| Instructions to follow |
Go through the entries below and retype them exactly, omitting each picture.

| Data to process |
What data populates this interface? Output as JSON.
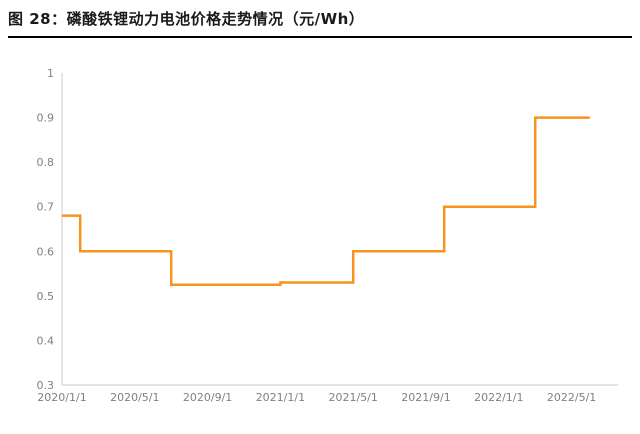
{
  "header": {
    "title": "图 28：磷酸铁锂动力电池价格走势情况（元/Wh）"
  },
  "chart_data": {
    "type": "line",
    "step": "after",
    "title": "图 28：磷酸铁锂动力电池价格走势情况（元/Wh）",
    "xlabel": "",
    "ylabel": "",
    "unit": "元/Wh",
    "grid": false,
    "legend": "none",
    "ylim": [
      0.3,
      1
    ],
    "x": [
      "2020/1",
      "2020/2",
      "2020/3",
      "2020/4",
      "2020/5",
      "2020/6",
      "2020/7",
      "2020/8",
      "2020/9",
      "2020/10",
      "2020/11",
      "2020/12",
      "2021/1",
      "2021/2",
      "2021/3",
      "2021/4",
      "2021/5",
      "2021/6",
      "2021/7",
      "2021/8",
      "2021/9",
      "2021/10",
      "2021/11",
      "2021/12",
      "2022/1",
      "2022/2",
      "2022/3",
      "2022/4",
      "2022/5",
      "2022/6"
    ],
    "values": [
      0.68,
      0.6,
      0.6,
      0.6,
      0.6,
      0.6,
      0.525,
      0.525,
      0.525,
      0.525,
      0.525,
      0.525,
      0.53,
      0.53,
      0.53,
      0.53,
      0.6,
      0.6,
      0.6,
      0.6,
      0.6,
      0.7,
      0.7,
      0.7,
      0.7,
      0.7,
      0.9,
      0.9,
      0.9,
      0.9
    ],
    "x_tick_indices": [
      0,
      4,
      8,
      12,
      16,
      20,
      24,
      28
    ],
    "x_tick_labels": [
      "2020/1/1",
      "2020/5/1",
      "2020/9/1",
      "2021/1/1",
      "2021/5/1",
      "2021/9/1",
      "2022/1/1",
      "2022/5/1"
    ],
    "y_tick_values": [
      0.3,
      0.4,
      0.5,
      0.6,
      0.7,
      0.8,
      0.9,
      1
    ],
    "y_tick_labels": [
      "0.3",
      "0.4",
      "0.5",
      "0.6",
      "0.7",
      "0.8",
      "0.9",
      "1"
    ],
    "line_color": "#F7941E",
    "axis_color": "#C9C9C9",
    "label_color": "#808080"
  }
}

| Answer to this task |
What data populates this interface? Output as JSON.
{
  "header": {
    "title": "图 28：磷酸铁锂动力电池价格走势情况（元/Wh）"
  },
  "chart_data": {
    "type": "line",
    "step": "after",
    "title": "图 28：磷酸铁锂动力电池价格走势情况（元/Wh）",
    "xlabel": "",
    "ylabel": "",
    "unit": "元/Wh",
    "grid": false,
    "legend": "none",
    "ylim": [
      0.3,
      1
    ],
    "x": [
      "2020/1",
      "2020/2",
      "2020/3",
      "2020/4",
      "2020/5",
      "2020/6",
      "2020/7",
      "2020/8",
      "2020/9",
      "2020/10",
      "2020/11",
      "2020/12",
      "2021/1",
      "2021/2",
      "2021/3",
      "2021/4",
      "2021/5",
      "2021/6",
      "2021/7",
      "2021/8",
      "2021/9",
      "2021/10",
      "2021/11",
      "2021/12",
      "2022/1",
      "2022/2",
      "2022/3",
      "2022/4",
      "2022/5",
      "2022/6"
    ],
    "values": [
      0.68,
      0.6,
      0.6,
      0.6,
      0.6,
      0.6,
      0.525,
      0.525,
      0.525,
      0.525,
      0.525,
      0.525,
      0.53,
      0.53,
      0.53,
      0.53,
      0.6,
      0.6,
      0.6,
      0.6,
      0.6,
      0.7,
      0.7,
      0.7,
      0.7,
      0.7,
      0.9,
      0.9,
      0.9,
      0.9
    ],
    "x_tick_indices": [
      0,
      4,
      8,
      12,
      16,
      20,
      24,
      28
    ],
    "x_tick_labels": [
      "2020/1/1",
      "2020/5/1",
      "2020/9/1",
      "2021/1/1",
      "2021/5/1",
      "2021/9/1",
      "2022/1/1",
      "2022/5/1"
    ],
    "y_tick_values": [
      0.3,
      0.4,
      0.5,
      0.6,
      0.7,
      0.8,
      0.9,
      1
    ],
    "y_tick_labels": [
      "0.3",
      "0.4",
      "0.5",
      "0.6",
      "0.7",
      "0.8",
      "0.9",
      "1"
    ],
    "line_color": "#F7941E",
    "axis_color": "#C9C9C9",
    "label_color": "#808080"
  }
}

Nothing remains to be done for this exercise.